• [Provided data]
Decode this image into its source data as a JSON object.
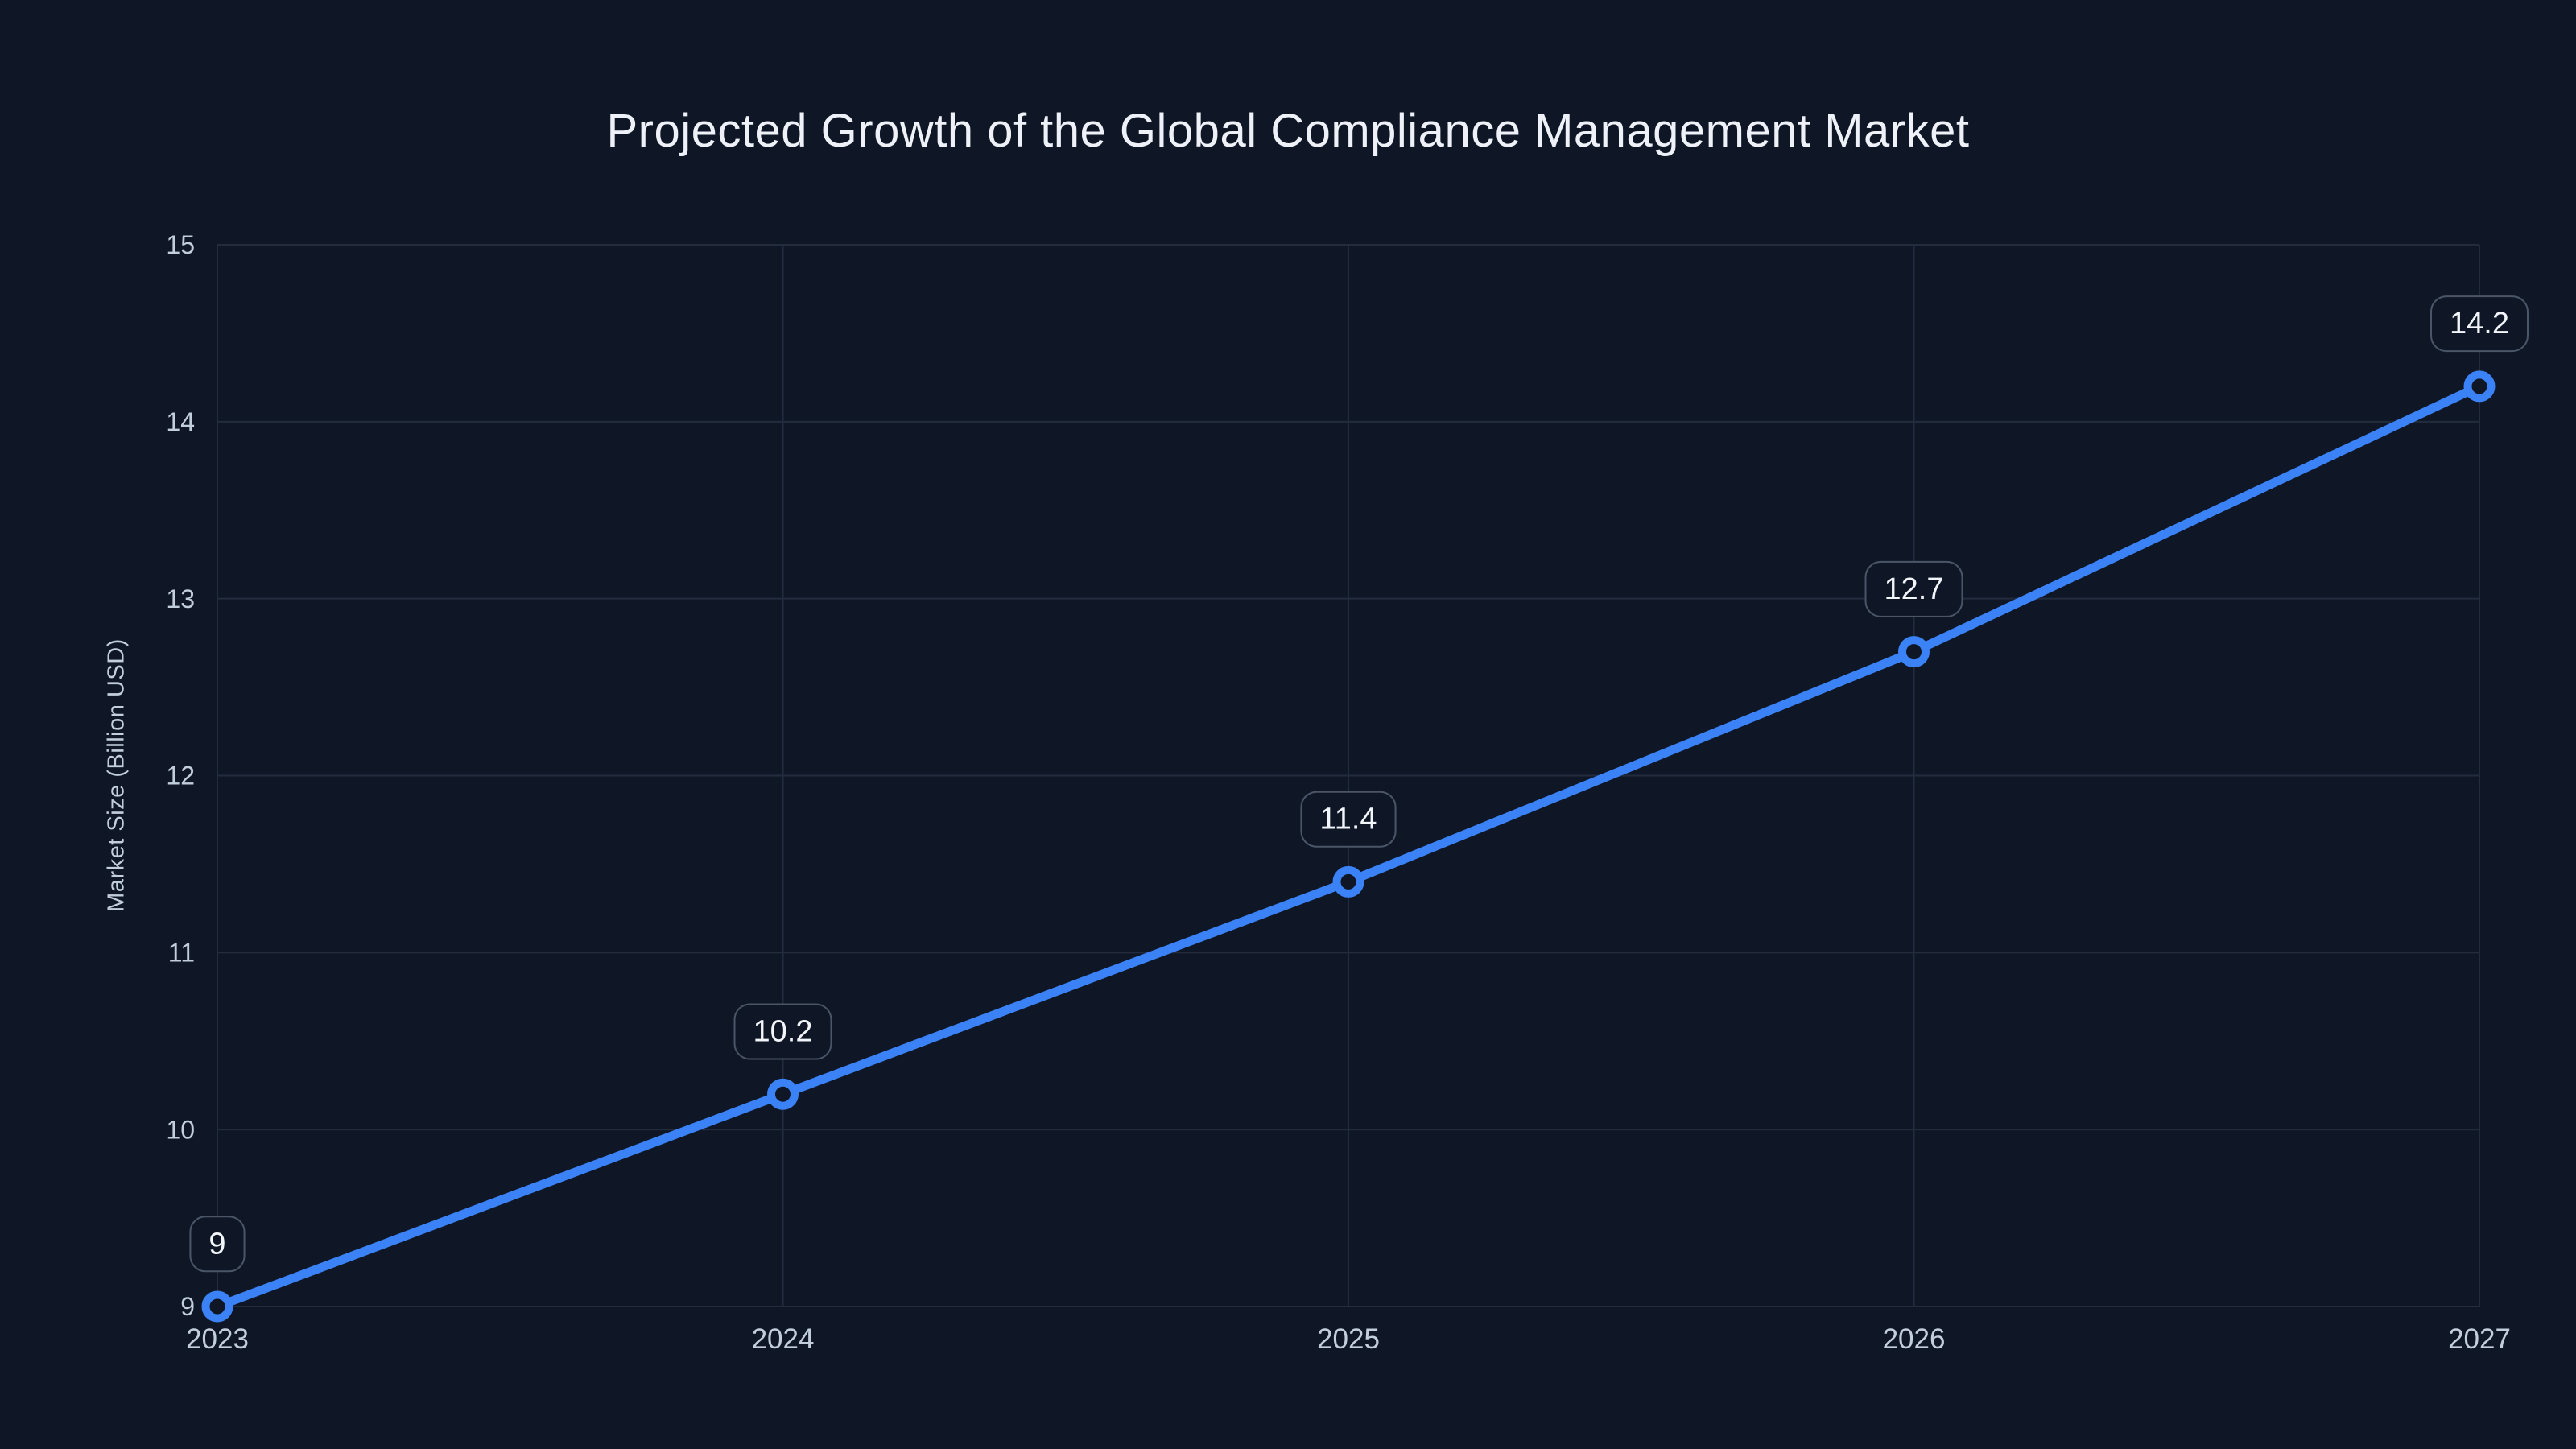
{
  "page": {
    "background_color": "#0f1726"
  },
  "chart_data": {
    "type": "line",
    "title": "Projected Growth of the Global Compliance Management Market",
    "xlabel": "",
    "ylabel": "Market Size (Billion USD)",
    "x": [
      2023,
      2024,
      2025,
      2026,
      2027
    ],
    "x_tick_labels": [
      "2023",
      "2024",
      "2025",
      "2026",
      "2027"
    ],
    "series": [
      {
        "name": "Market Size (Billion USD)",
        "values": [
          9,
          10.2,
          11.4,
          12.7,
          14.2
        ]
      }
    ],
    "point_labels": [
      "9",
      "10.2",
      "11.4",
      "12.7",
      "14.2"
    ],
    "ylim": [
      9,
      15
    ],
    "yticks": [
      9,
      10,
      11,
      12,
      13,
      14,
      15
    ],
    "y_tick_labels": [
      "9",
      "10",
      "11",
      "12",
      "13",
      "14",
      "15"
    ],
    "grid": true,
    "legend": false,
    "colors": {
      "background": "#0f1726",
      "line": "#3b82f6",
      "marker_stroke": "#3b82f6",
      "marker_fill": "#0f1726",
      "grid": "#222c3e",
      "tick_text": "#c3cedd",
      "title_text": "#eef2f8",
      "label_box_fill": "#0f1726",
      "label_box_border": "#4a5568",
      "label_text": "#f2f5f9"
    }
  }
}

• [Your objective] Copy the listing word for word, excluding its pictures.

• [Solution for this problem]
Decode this image into its source data as a JSON object.
{
  "page": {
    "background_color": "#0f1726"
  },
  "chart_data": {
    "type": "line",
    "title": "Projected Growth of the Global Compliance Management Market",
    "xlabel": "",
    "ylabel": "Market Size (Billion USD)",
    "x": [
      2023,
      2024,
      2025,
      2026,
      2027
    ],
    "x_tick_labels": [
      "2023",
      "2024",
      "2025",
      "2026",
      "2027"
    ],
    "series": [
      {
        "name": "Market Size (Billion USD)",
        "values": [
          9,
          10.2,
          11.4,
          12.7,
          14.2
        ]
      }
    ],
    "point_labels": [
      "9",
      "10.2",
      "11.4",
      "12.7",
      "14.2"
    ],
    "ylim": [
      9,
      15
    ],
    "yticks": [
      9,
      10,
      11,
      12,
      13,
      14,
      15
    ],
    "y_tick_labels": [
      "9",
      "10",
      "11",
      "12",
      "13",
      "14",
      "15"
    ],
    "grid": true,
    "legend": false,
    "colors": {
      "background": "#0f1726",
      "line": "#3b82f6",
      "marker_stroke": "#3b82f6",
      "marker_fill": "#0f1726",
      "grid": "#222c3e",
      "tick_text": "#c3cedd",
      "title_text": "#eef2f8",
      "label_box_fill": "#0f1726",
      "label_box_border": "#4a5568",
      "label_text": "#f2f5f9"
    }
  }
}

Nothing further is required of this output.